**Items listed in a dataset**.
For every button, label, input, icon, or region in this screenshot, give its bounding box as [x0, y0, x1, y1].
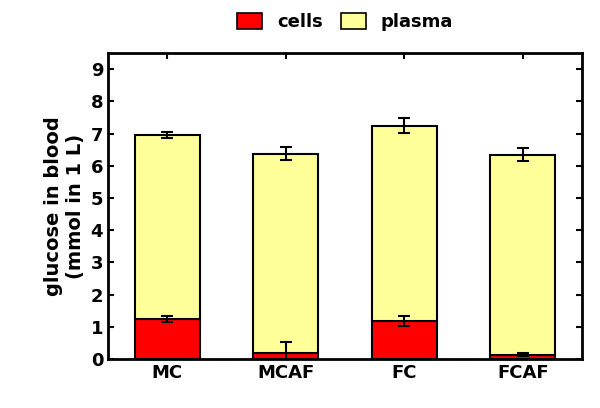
Bar: [490, 155, 556, 355]
Y-axis label: glucose in blood
(mmol in 1 L): glucose in blood (mmol in 1 L): [44, 116, 85, 296]
Bar: [134, 135, 200, 319]
Bar: [490, 355, 556, 359]
Bar: [253, 153, 319, 353]
Legend: cells, plasma: cells, plasma: [237, 13, 453, 31]
Bar: [134, 319, 200, 359]
Bar: [371, 126, 437, 321]
Bar: [253, 353, 319, 359]
Bar: [371, 321, 437, 359]
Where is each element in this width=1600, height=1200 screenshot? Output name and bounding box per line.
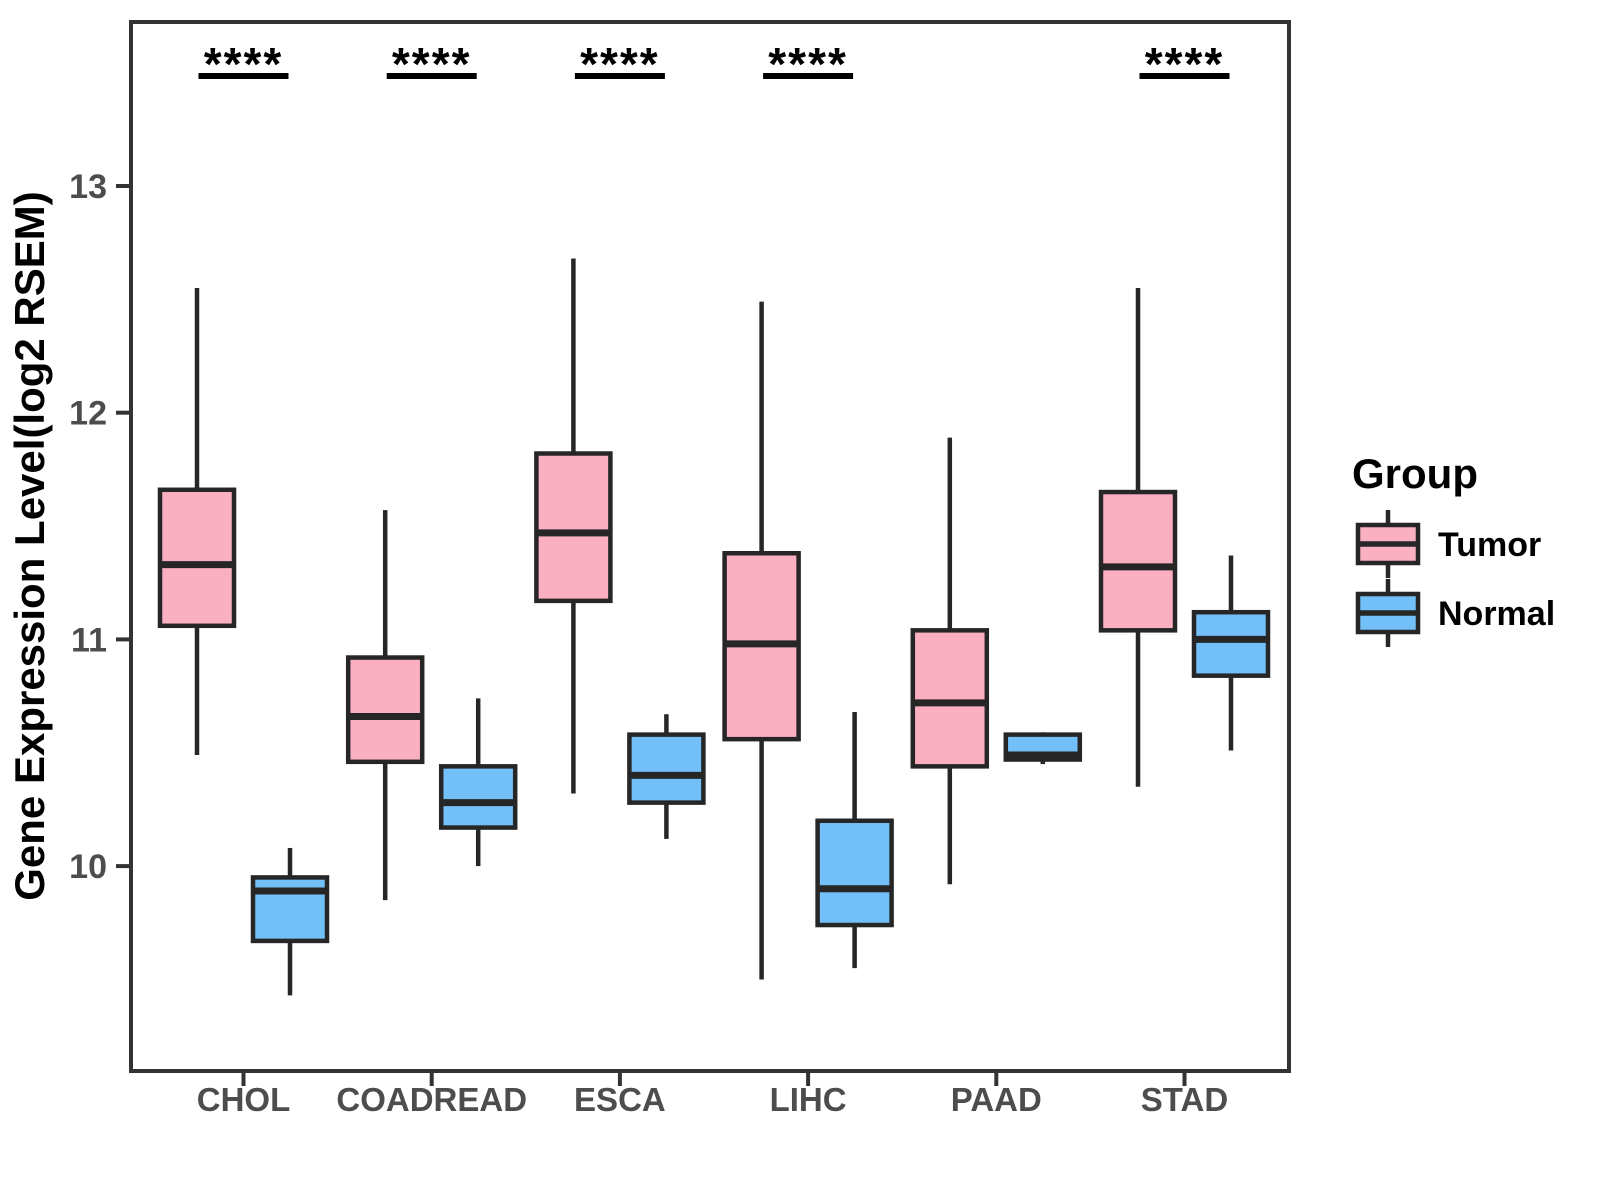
box-stad-tumor (1098, 288, 1178, 787)
box-coadread-tumor (345, 510, 425, 901)
iqr-box (250, 875, 330, 944)
y-tick-label: 11 (71, 621, 107, 659)
y-tick-label: 13 (69, 168, 107, 206)
significance-stars: **** (204, 38, 284, 90)
iqr-box (438, 764, 518, 830)
y-axis: 10 11 12 13 (69, 168, 131, 886)
x-category-label: COADREAD (336, 1081, 527, 1118)
box-paad-normal (1003, 732, 1083, 765)
significance-lihc: **** (763, 38, 854, 90)
significance-stars: **** (580, 38, 660, 90)
significance-esca: **** (574, 38, 665, 90)
legend-entry-label: Tumor (1438, 526, 1541, 564)
significance-stad: **** (1139, 38, 1230, 90)
legend-keys: Tumor Normal (1355, 510, 1555, 647)
iqr-box (1191, 609, 1271, 678)
box-esca-normal (627, 714, 706, 839)
x-category-label: PAAD (951, 1081, 1042, 1118)
y-axis-title: Gene Expression Level(log2 RSEM) (6, 191, 53, 901)
legend-title: Group (1352, 450, 1478, 497)
iqr-box (910, 628, 990, 769)
significance-coadread: **** (386, 38, 477, 90)
iqr-box (345, 655, 425, 765)
significance-stars: **** (768, 38, 848, 90)
x-category-label: STAD (1141, 1081, 1228, 1118)
significance-stars: **** (1145, 38, 1225, 90)
y-tick-label: 12 (69, 395, 107, 433)
box-esca-tumor (534, 258, 613, 794)
x-axis: CHOL COADREAD ESCA LIHC PAAD STAD (197, 1071, 1228, 1118)
y-tick-label: 10 (69, 848, 107, 886)
significance-chol: **** (198, 38, 289, 90)
iqr-box (1098, 489, 1178, 633)
box-chol-tumor (157, 288, 237, 756)
iqr-box (815, 818, 894, 928)
box-coadread-normal (438, 698, 518, 867)
box-stad-normal (1191, 555, 1271, 751)
boxplots (157, 258, 1271, 996)
iqr-box (534, 451, 613, 604)
x-category-label: CHOL (197, 1081, 291, 1118)
box-chol-normal (250, 847, 330, 996)
x-category-label: LIHC (770, 1081, 847, 1118)
x-category-label: ESCA (574, 1081, 666, 1118)
box-paad-tumor (910, 437, 990, 885)
iqr-box (157, 487, 237, 629)
significance-annotations: **** **** **** **** **** (198, 38, 1230, 90)
legend-entry-normal: Normal (1355, 579, 1555, 647)
legend: Group Tumor Normal (1352, 450, 1555, 647)
box-lihc-tumor (722, 301, 801, 980)
legend-entry-label: Normal (1438, 595, 1555, 633)
significance-stars: **** (392, 38, 472, 90)
box-lihc-normal (815, 711, 894, 969)
legend-entry-tumor: Tumor (1355, 510, 1541, 578)
iqr-box (627, 732, 706, 805)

**How to complete this task**.
Leaving every image behind, repeat the data in full and exactly.

**Written response**.
For every button, label, input, icon, or region in this screenshot, give its bounding box as [x0, y0, x1, y1].
Bar: [490, 155, 556, 355]
Y-axis label: glucose in blood
(mmol in 1 L): glucose in blood (mmol in 1 L): [44, 116, 85, 296]
Bar: [134, 135, 200, 319]
Bar: [490, 355, 556, 359]
Bar: [253, 153, 319, 353]
Legend: cells, plasma: cells, plasma: [237, 13, 453, 31]
Bar: [134, 319, 200, 359]
Bar: [371, 126, 437, 321]
Bar: [253, 353, 319, 359]
Bar: [371, 321, 437, 359]
Where is each element in this width=1600, height=1200 screenshot? Output name and bounding box per line.
box-stad-tumor (1098, 288, 1178, 787)
box-coadread-tumor (345, 510, 425, 901)
iqr-box (250, 875, 330, 944)
y-tick-label: 11 (71, 621, 107, 659)
y-tick-label: 13 (69, 168, 107, 206)
significance-stars: **** (204, 38, 284, 90)
iqr-box (438, 764, 518, 830)
y-axis: 10 11 12 13 (69, 168, 131, 886)
x-category-label: COADREAD (336, 1081, 527, 1118)
box-paad-normal (1003, 732, 1083, 765)
significance-lihc: **** (763, 38, 854, 90)
significance-stars: **** (580, 38, 660, 90)
significance-esca: **** (574, 38, 665, 90)
legend-entry-label: Tumor (1438, 526, 1541, 564)
significance-stad: **** (1139, 38, 1230, 90)
legend-keys: Tumor Normal (1355, 510, 1555, 647)
iqr-box (1191, 609, 1271, 678)
box-esca-normal (627, 714, 706, 839)
x-category-label: PAAD (951, 1081, 1042, 1118)
y-axis-title: Gene Expression Level(log2 RSEM) (6, 191, 53, 901)
legend-title: Group (1352, 450, 1478, 497)
iqr-box (910, 628, 990, 769)
significance-coadread: **** (386, 38, 477, 90)
iqr-box (345, 655, 425, 765)
significance-stars: **** (768, 38, 848, 90)
x-category-label: STAD (1141, 1081, 1228, 1118)
significance-stars: **** (1145, 38, 1225, 90)
y-tick-label: 12 (69, 395, 107, 433)
box-esca-tumor (534, 258, 613, 794)
x-axis: CHOL COADREAD ESCA LIHC PAAD STAD (197, 1071, 1228, 1118)
y-tick-label: 10 (69, 848, 107, 886)
significance-chol: **** (198, 38, 289, 90)
iqr-box (1098, 489, 1178, 633)
box-chol-tumor (157, 288, 237, 756)
iqr-box (815, 818, 894, 928)
box-coadread-normal (438, 698, 518, 867)
box-stad-normal (1191, 555, 1271, 751)
boxplots (157, 258, 1271, 996)
iqr-box (534, 451, 613, 604)
x-category-label: CHOL (197, 1081, 291, 1118)
box-chol-normal (250, 847, 330, 996)
x-category-label: LIHC (770, 1081, 847, 1118)
x-category-label: ESCA (574, 1081, 666, 1118)
box-paad-tumor (910, 437, 990, 885)
iqr-box (157, 487, 237, 629)
significance-annotations: **** **** **** **** **** (198, 38, 1230, 90)
legend-entry-normal: Normal (1355, 579, 1555, 647)
legend: Group Tumor Normal (1352, 450, 1555, 647)
box-lihc-tumor (722, 301, 801, 980)
legend-entry-label: Normal (1438, 595, 1555, 633)
significance-stars: **** (392, 38, 472, 90)
box-lihc-normal (815, 711, 894, 969)
legend-entry-tumor: Tumor (1355, 510, 1541, 578)
iqr-box (627, 732, 706, 805)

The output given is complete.